### Task requirements
All records must be quoted exactly. Omit the pictures.

### Given information

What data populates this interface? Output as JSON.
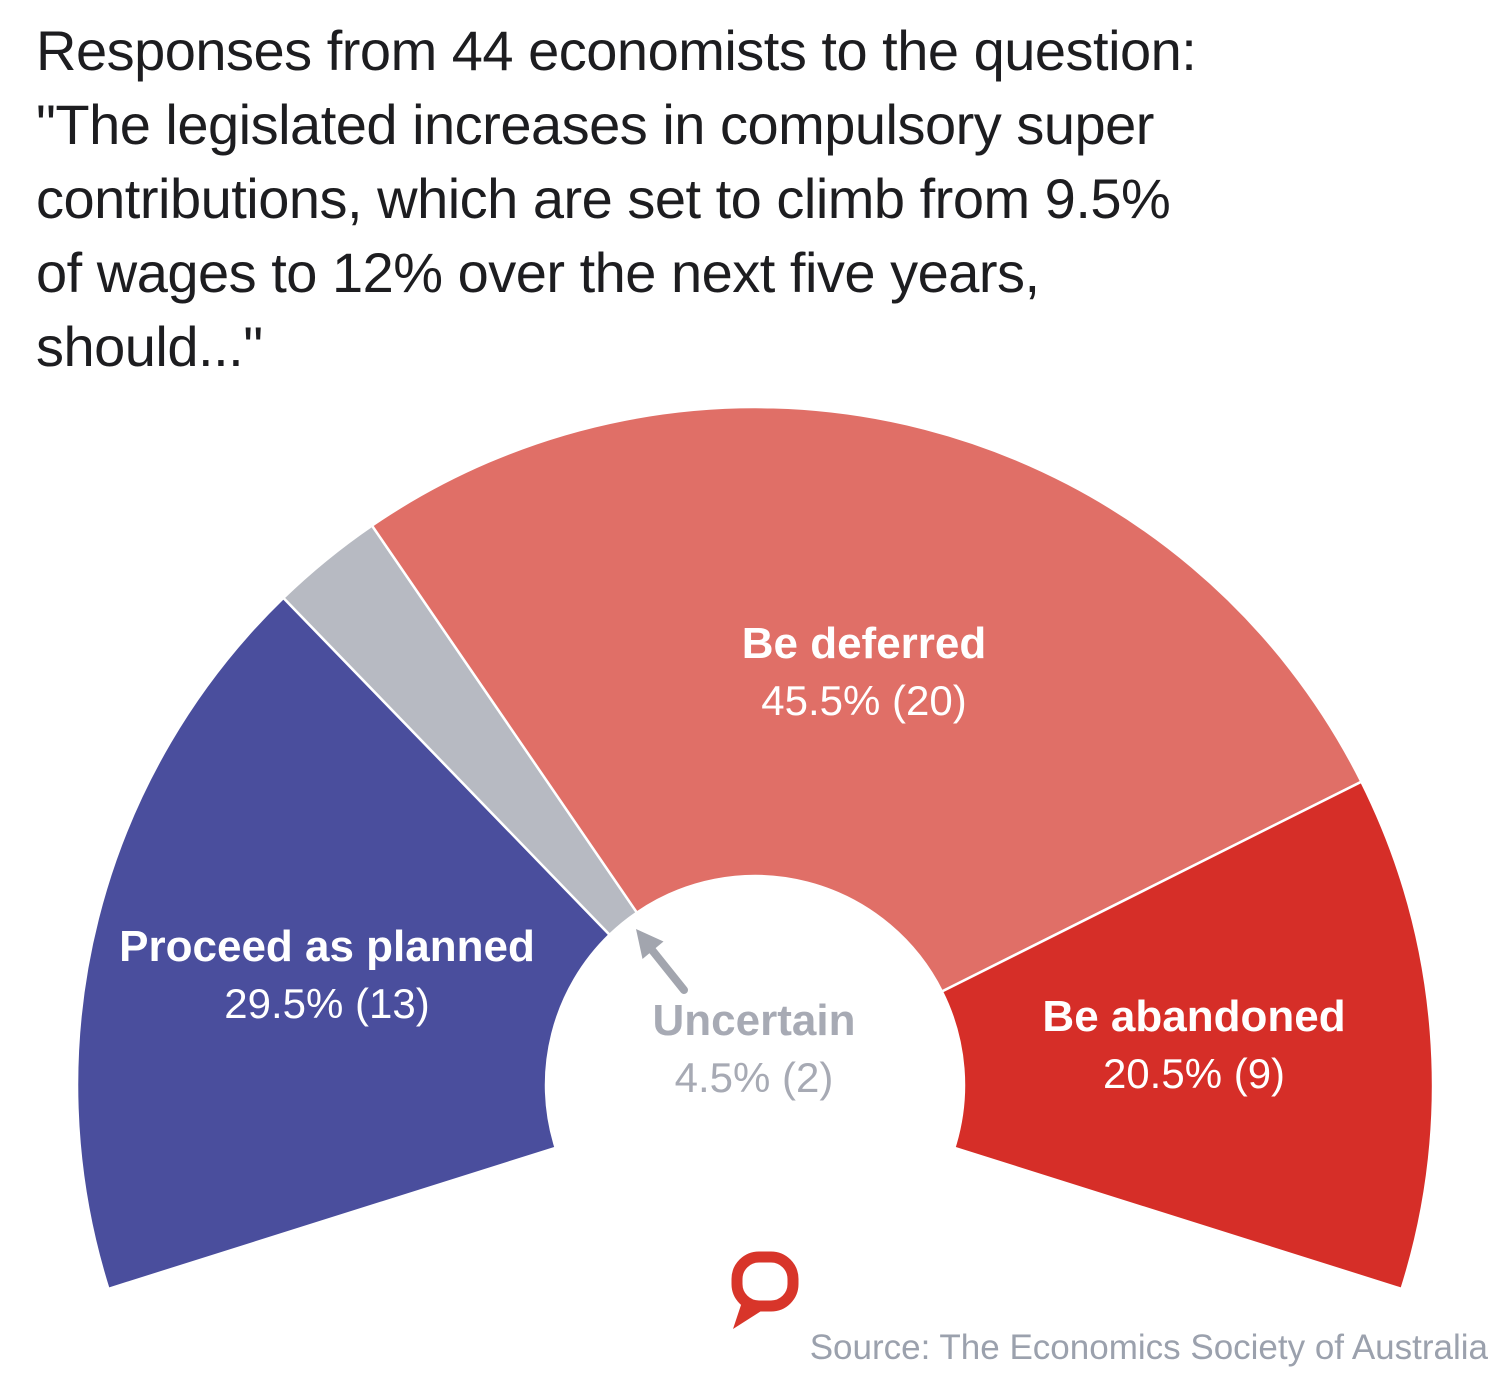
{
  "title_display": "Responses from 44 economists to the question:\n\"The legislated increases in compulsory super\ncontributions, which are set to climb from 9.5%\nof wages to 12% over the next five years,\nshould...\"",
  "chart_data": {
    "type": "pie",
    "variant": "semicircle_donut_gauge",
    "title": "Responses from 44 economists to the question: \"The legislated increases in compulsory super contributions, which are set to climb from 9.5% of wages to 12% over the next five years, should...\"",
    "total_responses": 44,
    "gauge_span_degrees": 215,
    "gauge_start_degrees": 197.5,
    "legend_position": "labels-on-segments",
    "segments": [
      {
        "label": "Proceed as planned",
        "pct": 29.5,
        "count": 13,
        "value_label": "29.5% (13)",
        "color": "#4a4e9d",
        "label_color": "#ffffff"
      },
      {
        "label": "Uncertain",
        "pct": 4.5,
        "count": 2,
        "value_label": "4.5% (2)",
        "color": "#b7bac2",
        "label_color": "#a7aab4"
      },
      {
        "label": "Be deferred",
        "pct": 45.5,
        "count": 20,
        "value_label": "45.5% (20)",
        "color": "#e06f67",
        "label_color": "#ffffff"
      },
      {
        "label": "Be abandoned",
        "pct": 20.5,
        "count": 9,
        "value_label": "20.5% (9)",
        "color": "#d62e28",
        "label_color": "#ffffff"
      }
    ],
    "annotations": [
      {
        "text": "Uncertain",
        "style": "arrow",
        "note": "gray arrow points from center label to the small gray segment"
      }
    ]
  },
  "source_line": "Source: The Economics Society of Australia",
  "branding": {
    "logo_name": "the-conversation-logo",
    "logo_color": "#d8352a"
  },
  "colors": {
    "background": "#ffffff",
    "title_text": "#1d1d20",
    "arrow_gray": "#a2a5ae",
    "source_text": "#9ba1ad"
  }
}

### Exercise result
What data populates this interface? Output as JSON.
{
  "title_display": "Responses from 44 economists to the question:\n\"The legislated increases in compulsory super\ncontributions, which are set to climb from 9.5%\nof wages to 12% over the next five years,\nshould...\"",
  "chart_data": {
    "type": "pie",
    "variant": "semicircle_donut_gauge",
    "title": "Responses from 44 economists to the question: \"The legislated increases in compulsory super contributions, which are set to climb from 9.5% of wages to 12% over the next five years, should...\"",
    "total_responses": 44,
    "gauge_span_degrees": 215,
    "gauge_start_degrees": 197.5,
    "legend_position": "labels-on-segments",
    "segments": [
      {
        "label": "Proceed as planned",
        "pct": 29.5,
        "count": 13,
        "value_label": "29.5% (13)",
        "color": "#4a4e9d",
        "label_color": "#ffffff"
      },
      {
        "label": "Uncertain",
        "pct": 4.5,
        "count": 2,
        "value_label": "4.5% (2)",
        "color": "#b7bac2",
        "label_color": "#a7aab4"
      },
      {
        "label": "Be deferred",
        "pct": 45.5,
        "count": 20,
        "value_label": "45.5% (20)",
        "color": "#e06f67",
        "label_color": "#ffffff"
      },
      {
        "label": "Be abandoned",
        "pct": 20.5,
        "count": 9,
        "value_label": "20.5% (9)",
        "color": "#d62e28",
        "label_color": "#ffffff"
      }
    ],
    "annotations": [
      {
        "text": "Uncertain",
        "style": "arrow",
        "note": "gray arrow points from center label to the small gray segment"
      }
    ]
  },
  "source_line": "Source: The Economics Society of Australia",
  "branding": {
    "logo_name": "the-conversation-logo",
    "logo_color": "#d8352a"
  },
  "colors": {
    "background": "#ffffff",
    "title_text": "#1d1d20",
    "arrow_gray": "#a2a5ae",
    "source_text": "#9ba1ad"
  }
}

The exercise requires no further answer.